(Stored data)
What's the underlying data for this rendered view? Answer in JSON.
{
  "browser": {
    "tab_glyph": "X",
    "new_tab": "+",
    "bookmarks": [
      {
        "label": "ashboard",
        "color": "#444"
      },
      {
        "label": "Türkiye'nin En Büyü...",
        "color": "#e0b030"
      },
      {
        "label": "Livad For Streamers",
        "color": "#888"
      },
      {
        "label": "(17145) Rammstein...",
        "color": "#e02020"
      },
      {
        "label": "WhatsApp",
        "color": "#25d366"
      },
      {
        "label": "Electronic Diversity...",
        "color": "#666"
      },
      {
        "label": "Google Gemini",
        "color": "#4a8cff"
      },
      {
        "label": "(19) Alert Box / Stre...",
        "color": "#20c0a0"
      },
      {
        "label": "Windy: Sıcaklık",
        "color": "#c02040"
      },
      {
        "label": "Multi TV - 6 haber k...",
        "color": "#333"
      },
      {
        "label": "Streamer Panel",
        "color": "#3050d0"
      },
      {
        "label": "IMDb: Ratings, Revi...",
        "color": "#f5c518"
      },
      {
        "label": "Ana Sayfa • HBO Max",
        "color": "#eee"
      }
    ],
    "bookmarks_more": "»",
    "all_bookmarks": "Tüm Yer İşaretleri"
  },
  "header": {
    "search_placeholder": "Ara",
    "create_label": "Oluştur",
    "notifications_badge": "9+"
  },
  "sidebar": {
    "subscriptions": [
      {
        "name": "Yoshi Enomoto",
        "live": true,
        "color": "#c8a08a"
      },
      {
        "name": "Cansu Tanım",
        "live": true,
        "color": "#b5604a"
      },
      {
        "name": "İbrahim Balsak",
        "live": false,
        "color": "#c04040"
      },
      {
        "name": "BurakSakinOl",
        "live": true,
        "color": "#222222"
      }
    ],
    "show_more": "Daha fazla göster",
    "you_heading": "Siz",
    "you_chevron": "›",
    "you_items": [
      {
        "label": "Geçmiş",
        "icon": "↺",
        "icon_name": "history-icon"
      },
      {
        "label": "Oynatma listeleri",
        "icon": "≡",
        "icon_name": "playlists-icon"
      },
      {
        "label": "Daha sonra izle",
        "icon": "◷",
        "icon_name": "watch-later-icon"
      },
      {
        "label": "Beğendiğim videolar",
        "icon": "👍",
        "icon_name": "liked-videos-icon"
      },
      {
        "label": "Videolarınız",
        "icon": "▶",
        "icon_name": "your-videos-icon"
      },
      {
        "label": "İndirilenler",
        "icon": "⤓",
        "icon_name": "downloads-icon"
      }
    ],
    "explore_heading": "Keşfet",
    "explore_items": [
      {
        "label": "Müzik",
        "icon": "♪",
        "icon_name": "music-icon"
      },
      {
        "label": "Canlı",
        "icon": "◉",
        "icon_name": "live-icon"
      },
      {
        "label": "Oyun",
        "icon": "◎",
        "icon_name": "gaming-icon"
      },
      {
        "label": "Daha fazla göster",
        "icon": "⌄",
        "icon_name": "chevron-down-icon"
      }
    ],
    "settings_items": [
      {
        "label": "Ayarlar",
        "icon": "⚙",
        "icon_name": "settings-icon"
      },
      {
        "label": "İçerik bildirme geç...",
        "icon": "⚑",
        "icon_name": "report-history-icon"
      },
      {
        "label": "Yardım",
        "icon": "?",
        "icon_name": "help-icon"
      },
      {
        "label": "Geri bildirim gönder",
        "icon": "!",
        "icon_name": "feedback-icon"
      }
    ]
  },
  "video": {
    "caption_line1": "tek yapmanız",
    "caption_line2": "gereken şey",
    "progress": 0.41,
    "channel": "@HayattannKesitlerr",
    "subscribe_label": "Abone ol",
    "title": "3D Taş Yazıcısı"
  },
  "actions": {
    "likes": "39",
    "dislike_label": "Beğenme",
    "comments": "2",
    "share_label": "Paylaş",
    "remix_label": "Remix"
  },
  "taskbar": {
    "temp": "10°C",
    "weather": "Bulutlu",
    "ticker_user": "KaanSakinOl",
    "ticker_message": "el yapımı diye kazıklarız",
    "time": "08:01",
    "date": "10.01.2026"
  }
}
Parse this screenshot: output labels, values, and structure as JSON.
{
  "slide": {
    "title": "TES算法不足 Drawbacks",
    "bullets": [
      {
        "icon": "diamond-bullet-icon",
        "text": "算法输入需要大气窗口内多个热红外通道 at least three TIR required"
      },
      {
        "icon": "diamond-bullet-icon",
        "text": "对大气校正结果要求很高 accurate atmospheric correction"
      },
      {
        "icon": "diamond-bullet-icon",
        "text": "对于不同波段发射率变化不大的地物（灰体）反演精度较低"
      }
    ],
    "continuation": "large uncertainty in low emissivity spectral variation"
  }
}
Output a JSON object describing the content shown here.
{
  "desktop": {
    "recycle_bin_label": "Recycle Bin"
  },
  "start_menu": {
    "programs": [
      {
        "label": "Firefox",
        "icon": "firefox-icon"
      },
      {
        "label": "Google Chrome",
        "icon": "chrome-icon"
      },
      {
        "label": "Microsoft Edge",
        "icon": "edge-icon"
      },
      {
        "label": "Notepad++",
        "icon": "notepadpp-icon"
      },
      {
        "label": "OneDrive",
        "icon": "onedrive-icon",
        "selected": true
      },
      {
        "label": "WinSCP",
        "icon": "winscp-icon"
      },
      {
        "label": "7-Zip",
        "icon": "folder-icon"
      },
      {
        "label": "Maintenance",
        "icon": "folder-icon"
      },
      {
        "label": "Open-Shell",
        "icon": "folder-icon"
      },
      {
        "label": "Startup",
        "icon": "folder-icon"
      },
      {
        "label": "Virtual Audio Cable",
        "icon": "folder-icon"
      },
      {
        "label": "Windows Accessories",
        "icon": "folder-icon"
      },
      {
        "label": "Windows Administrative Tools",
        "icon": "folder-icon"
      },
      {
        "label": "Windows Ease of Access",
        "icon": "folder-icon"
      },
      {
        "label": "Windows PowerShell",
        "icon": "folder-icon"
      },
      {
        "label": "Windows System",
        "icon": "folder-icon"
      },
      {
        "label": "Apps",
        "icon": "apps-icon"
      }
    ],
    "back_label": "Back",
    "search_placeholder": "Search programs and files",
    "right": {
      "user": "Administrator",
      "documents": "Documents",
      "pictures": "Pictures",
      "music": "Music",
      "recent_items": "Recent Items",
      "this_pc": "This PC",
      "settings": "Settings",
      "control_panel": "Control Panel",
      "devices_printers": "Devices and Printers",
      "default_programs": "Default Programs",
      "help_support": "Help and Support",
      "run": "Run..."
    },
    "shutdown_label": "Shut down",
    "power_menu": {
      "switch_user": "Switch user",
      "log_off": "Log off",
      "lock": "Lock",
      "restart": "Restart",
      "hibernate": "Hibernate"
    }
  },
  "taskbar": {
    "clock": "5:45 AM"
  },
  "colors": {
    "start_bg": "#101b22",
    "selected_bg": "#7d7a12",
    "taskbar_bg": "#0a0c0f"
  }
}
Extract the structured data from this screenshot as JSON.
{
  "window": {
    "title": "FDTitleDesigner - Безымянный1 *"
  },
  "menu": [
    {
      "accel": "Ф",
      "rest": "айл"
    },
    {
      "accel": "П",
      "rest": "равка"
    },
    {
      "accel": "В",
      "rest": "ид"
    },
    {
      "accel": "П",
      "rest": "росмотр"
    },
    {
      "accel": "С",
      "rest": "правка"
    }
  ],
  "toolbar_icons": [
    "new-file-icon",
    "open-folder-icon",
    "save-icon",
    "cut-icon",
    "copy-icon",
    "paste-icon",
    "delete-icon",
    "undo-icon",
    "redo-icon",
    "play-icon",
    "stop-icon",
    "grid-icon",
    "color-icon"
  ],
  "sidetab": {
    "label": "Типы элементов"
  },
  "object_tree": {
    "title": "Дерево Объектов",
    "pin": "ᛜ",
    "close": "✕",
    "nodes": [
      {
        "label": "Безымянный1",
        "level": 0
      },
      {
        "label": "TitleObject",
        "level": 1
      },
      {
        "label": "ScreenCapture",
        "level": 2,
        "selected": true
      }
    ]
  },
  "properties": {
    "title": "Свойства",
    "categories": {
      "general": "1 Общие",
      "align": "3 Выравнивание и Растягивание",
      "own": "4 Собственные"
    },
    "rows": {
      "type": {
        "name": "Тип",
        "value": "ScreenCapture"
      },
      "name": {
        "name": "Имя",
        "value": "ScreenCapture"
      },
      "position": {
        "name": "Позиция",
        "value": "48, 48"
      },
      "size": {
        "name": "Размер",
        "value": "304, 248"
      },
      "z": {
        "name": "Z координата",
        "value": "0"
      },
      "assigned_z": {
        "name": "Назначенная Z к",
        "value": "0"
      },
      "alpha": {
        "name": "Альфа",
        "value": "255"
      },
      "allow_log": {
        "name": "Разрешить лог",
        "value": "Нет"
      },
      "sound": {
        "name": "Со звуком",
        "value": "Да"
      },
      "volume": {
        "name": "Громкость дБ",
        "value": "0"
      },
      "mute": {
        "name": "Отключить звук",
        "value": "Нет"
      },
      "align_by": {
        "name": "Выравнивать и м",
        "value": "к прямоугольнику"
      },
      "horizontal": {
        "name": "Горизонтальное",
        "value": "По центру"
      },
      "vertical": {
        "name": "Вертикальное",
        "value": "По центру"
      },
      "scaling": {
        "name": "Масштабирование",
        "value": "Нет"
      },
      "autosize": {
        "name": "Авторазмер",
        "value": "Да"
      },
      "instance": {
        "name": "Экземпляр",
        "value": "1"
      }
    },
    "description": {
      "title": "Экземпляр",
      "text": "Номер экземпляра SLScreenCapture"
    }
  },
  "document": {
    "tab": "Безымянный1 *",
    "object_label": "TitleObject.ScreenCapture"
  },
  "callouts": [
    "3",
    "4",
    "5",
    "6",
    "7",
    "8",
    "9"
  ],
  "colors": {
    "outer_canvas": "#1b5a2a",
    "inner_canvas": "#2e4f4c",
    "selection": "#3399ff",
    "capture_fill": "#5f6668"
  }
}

### Your objective:
Copy every line that contains the string "JSON".

### Result for this exercise:
What's the underlying data for this rendered view? Answer in JSON.
Parse this screenshot: output labels, values, and structure as JSON.
Output a JSON object describing the content shown here.
Extract the structured data from this screenshot as JSON.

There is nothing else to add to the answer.